• The request
Write down each entry again, exactly as it reads.

• Records supplied
━━━━━━━━━━━━━━━━
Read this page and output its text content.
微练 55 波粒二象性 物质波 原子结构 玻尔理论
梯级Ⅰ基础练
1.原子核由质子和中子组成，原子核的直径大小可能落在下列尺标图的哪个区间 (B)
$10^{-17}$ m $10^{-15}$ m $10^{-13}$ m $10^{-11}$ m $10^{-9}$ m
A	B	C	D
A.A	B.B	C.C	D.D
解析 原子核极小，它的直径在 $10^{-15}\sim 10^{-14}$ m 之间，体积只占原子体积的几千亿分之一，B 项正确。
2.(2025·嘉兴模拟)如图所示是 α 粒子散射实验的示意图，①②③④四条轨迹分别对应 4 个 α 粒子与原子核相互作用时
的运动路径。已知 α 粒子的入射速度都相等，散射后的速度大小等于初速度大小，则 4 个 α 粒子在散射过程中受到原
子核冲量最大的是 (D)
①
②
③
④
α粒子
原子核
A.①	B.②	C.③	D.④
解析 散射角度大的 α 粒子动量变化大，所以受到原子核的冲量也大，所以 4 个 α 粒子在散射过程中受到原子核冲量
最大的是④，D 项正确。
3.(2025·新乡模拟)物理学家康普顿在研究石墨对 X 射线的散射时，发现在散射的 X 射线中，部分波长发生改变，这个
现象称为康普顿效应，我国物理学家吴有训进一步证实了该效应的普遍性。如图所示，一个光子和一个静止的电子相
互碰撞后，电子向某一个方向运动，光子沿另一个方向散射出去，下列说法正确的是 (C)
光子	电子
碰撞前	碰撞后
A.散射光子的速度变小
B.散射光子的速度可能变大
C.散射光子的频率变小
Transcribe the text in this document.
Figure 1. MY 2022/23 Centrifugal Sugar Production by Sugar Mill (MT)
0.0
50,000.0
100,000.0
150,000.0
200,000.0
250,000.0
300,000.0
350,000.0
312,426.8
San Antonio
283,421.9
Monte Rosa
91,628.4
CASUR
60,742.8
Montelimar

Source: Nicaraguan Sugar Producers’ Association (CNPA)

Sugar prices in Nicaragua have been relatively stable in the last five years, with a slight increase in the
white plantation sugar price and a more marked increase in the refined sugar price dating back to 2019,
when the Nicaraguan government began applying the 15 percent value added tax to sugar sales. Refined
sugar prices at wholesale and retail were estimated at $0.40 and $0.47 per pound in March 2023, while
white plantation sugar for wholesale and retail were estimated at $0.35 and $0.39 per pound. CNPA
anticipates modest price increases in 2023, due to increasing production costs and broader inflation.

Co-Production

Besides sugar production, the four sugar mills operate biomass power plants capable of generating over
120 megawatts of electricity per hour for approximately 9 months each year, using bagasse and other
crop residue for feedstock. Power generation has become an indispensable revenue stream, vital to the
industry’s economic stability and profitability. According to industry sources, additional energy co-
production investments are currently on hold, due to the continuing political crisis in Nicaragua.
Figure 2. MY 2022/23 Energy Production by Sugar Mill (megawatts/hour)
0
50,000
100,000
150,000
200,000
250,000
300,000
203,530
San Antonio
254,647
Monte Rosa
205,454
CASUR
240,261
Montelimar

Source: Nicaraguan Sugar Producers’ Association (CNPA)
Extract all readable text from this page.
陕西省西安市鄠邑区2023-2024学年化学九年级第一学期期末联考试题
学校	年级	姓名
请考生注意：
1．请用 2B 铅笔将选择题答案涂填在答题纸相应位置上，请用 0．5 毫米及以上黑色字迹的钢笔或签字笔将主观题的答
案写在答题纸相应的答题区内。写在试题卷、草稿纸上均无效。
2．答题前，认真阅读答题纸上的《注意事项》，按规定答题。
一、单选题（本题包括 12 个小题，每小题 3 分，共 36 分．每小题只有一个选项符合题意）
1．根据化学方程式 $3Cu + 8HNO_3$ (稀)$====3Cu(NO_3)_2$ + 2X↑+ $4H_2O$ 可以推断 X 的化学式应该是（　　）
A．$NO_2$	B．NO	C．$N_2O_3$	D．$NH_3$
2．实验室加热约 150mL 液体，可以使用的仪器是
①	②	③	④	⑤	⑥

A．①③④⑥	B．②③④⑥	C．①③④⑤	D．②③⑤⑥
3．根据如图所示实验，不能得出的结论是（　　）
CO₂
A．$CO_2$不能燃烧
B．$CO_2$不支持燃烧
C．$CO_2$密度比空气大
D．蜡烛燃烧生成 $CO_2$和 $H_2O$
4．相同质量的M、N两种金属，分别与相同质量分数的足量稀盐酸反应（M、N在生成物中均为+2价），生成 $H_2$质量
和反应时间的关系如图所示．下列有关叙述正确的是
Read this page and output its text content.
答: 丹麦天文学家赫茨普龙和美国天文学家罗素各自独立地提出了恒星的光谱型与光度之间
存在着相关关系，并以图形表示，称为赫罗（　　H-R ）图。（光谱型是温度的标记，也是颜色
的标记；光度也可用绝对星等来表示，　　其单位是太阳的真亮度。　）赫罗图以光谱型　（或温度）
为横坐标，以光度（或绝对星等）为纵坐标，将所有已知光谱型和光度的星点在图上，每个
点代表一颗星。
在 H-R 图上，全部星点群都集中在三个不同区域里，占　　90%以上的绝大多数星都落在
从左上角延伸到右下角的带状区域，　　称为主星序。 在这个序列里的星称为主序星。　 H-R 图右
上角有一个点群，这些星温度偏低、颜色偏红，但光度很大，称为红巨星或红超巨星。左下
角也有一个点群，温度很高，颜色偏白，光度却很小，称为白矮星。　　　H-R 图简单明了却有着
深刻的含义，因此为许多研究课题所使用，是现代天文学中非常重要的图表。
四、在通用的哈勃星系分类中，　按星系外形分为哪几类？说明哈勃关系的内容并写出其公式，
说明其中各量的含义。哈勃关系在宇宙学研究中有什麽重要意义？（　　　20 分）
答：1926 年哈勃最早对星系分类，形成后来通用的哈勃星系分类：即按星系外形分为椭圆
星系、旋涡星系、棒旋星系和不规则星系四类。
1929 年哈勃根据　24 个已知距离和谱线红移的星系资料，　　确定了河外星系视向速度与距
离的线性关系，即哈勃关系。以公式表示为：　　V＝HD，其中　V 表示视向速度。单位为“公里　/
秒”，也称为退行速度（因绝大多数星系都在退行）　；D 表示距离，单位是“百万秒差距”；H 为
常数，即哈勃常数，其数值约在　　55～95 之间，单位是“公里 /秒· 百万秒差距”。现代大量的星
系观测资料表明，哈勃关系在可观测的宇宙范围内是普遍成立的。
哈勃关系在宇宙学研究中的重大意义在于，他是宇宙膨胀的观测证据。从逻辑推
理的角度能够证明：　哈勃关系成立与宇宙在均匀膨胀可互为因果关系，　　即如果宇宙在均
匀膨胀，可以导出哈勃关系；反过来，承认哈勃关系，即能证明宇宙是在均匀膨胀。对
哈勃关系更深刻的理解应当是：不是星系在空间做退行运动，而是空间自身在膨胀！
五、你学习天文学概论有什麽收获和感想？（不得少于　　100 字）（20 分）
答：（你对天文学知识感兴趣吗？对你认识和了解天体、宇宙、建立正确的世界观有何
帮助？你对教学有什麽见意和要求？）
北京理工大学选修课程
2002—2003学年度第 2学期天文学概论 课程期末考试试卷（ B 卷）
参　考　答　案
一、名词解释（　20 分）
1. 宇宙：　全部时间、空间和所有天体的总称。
━━━━━━━━━━━━━━━━
• Completed task
Read this page and output its text content.
微练 55 波粒二象性 物质波 原子结构 玻尔理论
梯级Ⅰ基础练
1.原子核由质子和中子组成，原子核的直径大小可能落在下列尺标图的哪个区间 (B)
$10^{-17}$ m $10^{-15}$ m $10^{-13}$ m $10^{-11}$ m $10^{-9}$ m
A	B	C	D
A.A	B.B	C.C	D.D
解析 原子核极小，它的直径在 $10^{-15}\sim 10^{-14}$ m 之间，体积只占原子体积的几千亿分之一，B 项正确。
2.(2025·嘉兴模拟)如图所示是 α 粒子散射实验的示意图，①②③④四条轨迹分别对应 4 个 α 粒子与原子核相互作用时
的运动路径。已知 α 粒子的入射速度都相等，散射后的速度大小等于初速度大小，则 4 个 α 粒子在散射过程中受到原
子核冲量最大的是 (D)
①
②
③
④
α粒子
原子核
A.①	B.②	C.③	D.④
解析 散射角度大的 α 粒子动量变化大，所以受到原子核的冲量也大，所以 4 个 α 粒子在散射过程中受到原子核冲量
最大的是④，D 项正确。
3.(2025·新乡模拟)物理学家康普顿在研究石墨对 X 射线的散射时，发现在散射的 X 射线中，部分波长发生改变，这个
现象称为康普顿效应，我国物理学家吴有训进一步证实了该效应的普遍性。如图所示，一个光子和一个静止的电子相
互碰撞后，电子向某一个方向运动，光子沿另一个方向散射出去，下列说法正确的是 (C)
光子	电子
碰撞前	碰撞后
A.散射光子的速度变小
B.散射光子的速度可能变大
C.散射光子的频率变小
Transcribe the text in this document.
Figure 1. MY 2022/23 Centrifugal Sugar Production by Sugar Mill (MT)
0.0
50,000.0
100,000.0
150,000.0
200,000.0
250,000.0
300,000.0
350,000.0
312,426.8
San Antonio
283,421.9
Monte Rosa
91,628.4
CASUR
60,742.8
Montelimar

Source: Nicaraguan Sugar Producers’ Association (CNPA)

Sugar prices in Nicaragua have been relatively stable in the last five years, with a slight increase in the
white plantation sugar price and a more marked increase in the refined sugar price dating back to 2019,
when the Nicaraguan government began applying the 15 percent value added tax to sugar sales. Refined
sugar prices at wholesale and retail were estimated at $0.40 and $0.47 per pound in March 2023, while
white plantation sugar for wholesale and retail were estimated at $0.35 and $0.39 per pound. CNPA
anticipates modest price increases in 2023, due to increasing production costs and broader inflation.

Co-Production

Besides sugar production, the four sugar mills operate biomass power plants capable of generating over
120 megawatts of electricity per hour for approximately 9 months each year, using bagasse and other
crop residue for feedstock. Power generation has become an indispensable revenue stream, vital to the
industry’s economic stability and profitability. According to industry sources, additional energy co-
production investments are currently on hold, due to the continuing political crisis in Nicaragua.
Figure 2. MY 2022/23 Energy Production by Sugar Mill (megawatts/hour)
0
50,000
100,000
150,000
200,000
250,000
300,000
203,530
San Antonio
254,647
Monte Rosa
205,454
CASUR
240,261
Montelimar

Source: Nicaraguan Sugar Producers’ Association (CNPA)
Extract all readable text from this page.
陕西省西安市鄠邑区2023-2024学年化学九年级第一学期期末联考试题
学校	年级	姓名
请考生注意：
1．请用 2B 铅笔将选择题答案涂填在答题纸相应位置上，请用 0．5 毫米及以上黑色字迹的钢笔或签字笔将主观题的答
案写在答题纸相应的答题区内。写在试题卷、草稿纸上均无效。
2．答题前，认真阅读答题纸上的《注意事项》，按规定答题。
一、单选题（本题包括 12 个小题，每小题 3 分，共 36 分．每小题只有一个选项符合题意）
1．根据化学方程式 $3Cu + 8HNO_3$ (稀)$====3Cu(NO_3)_2$ + 2X↑+ $4H_2O$ 可以推断 X 的化学式应该是（　　）
A．$NO_2$	B．NO	C．$N_2O_3$	D．$NH_3$
2．实验室加热约 150mL 液体，可以使用的仪器是
①	②	③	④	⑤	⑥

A．①③④⑥	B．②③④⑥	C．①③④⑤	D．②③⑤⑥
3．根据如图所示实验，不能得出的结论是（　　）
CO₂
A．$CO_2$不能燃烧
B．$CO_2$不支持燃烧
C．$CO_2$密度比空气大
D．蜡烛燃烧生成 $CO_2$和 $H_2O$
4．相同质量的M、N两种金属，分别与相同质量分数的足量稀盐酸反应（M、N在生成物中均为+2价），生成 $H_2$质量
和反应时间的关系如图所示．下列有关叙述正确的是
Read this page and output its text content.
答: 丹麦天文学家赫茨普龙和美国天文学家罗素各自独立地提出了恒星的光谱型与光度之间
存在着相关关系，并以图形表示，称为赫罗（　　H-R ）图。（光谱型是温度的标记，也是颜色
的标记；光度也可用绝对星等来表示，　　其单位是太阳的真亮度。　）赫罗图以光谱型　（或温度）
为横坐标，以光度（或绝对星等）为纵坐标，将所有已知光谱型和光度的星点在图上，每个
点代表一颗星。
在 H-R 图上，全部星点群都集中在三个不同区域里，占　　90%以上的绝大多数星都落在
从左上角延伸到右下角的带状区域，　　称为主星序。 在这个序列里的星称为主序星。　 H-R 图右
上角有一个点群，这些星温度偏低、颜色偏红，但光度很大，称为红巨星或红超巨星。左下
角也有一个点群，温度很高，颜色偏白，光度却很小，称为白矮星。　　　H-R 图简单明了却有着
深刻的含义，因此为许多研究课题所使用，是现代天文学中非常重要的图表。
四、在通用的哈勃星系分类中，　按星系外形分为哪几类？说明哈勃关系的内容并写出其公式，
说明其中各量的含义。哈勃关系在宇宙学研究中有什麽重要意义？（　　　20 分）
答：1926 年哈勃最早对星系分类，形成后来通用的哈勃星系分类：即按星系外形分为椭圆
星系、旋涡星系、棒旋星系和不规则星系四类。
1929 年哈勃根据　24 个已知距离和谱线红移的星系资料，　　确定了河外星系视向速度与距
离的线性关系，即哈勃关系。以公式表示为：　　V＝HD，其中　V 表示视向速度。单位为“公里　/
秒”，也称为退行速度（因绝大多数星系都在退行）　；D 表示距离，单位是“百万秒差距”；H 为
常数，即哈勃常数，其数值约在　　55～95 之间，单位是“公里 /秒· 百万秒差距”。现代大量的星
系观测资料表明，哈勃关系在可观测的宇宙范围内是普遍成立的。
哈勃关系在宇宙学研究中的重大意义在于，他是宇宙膨胀的观测证据。从逻辑推
理的角度能够证明：　哈勃关系成立与宇宙在均匀膨胀可互为因果关系，　　即如果宇宙在均
匀膨胀，可以导出哈勃关系；反过来，承认哈勃关系，即能证明宇宙是在均匀膨胀。对
哈勃关系更深刻的理解应当是：不是星系在空间做退行运动，而是空间自身在膨胀！
五、你学习天文学概论有什麽收获和感想？（不得少于　　100 字）（20 分）
答：（你对天文学知识感兴趣吗？对你认识和了解天体、宇宙、建立正确的世界观有何
帮助？你对教学有什麽见意和要求？）
北京理工大学选修课程
2002—2003学年度第 2学期天文学概论 课程期末考试试卷（ B 卷）
参　考　答　案
一、名词解释（　20 分）
1. 宇宙：　全部时间、空间和所有天体的总称。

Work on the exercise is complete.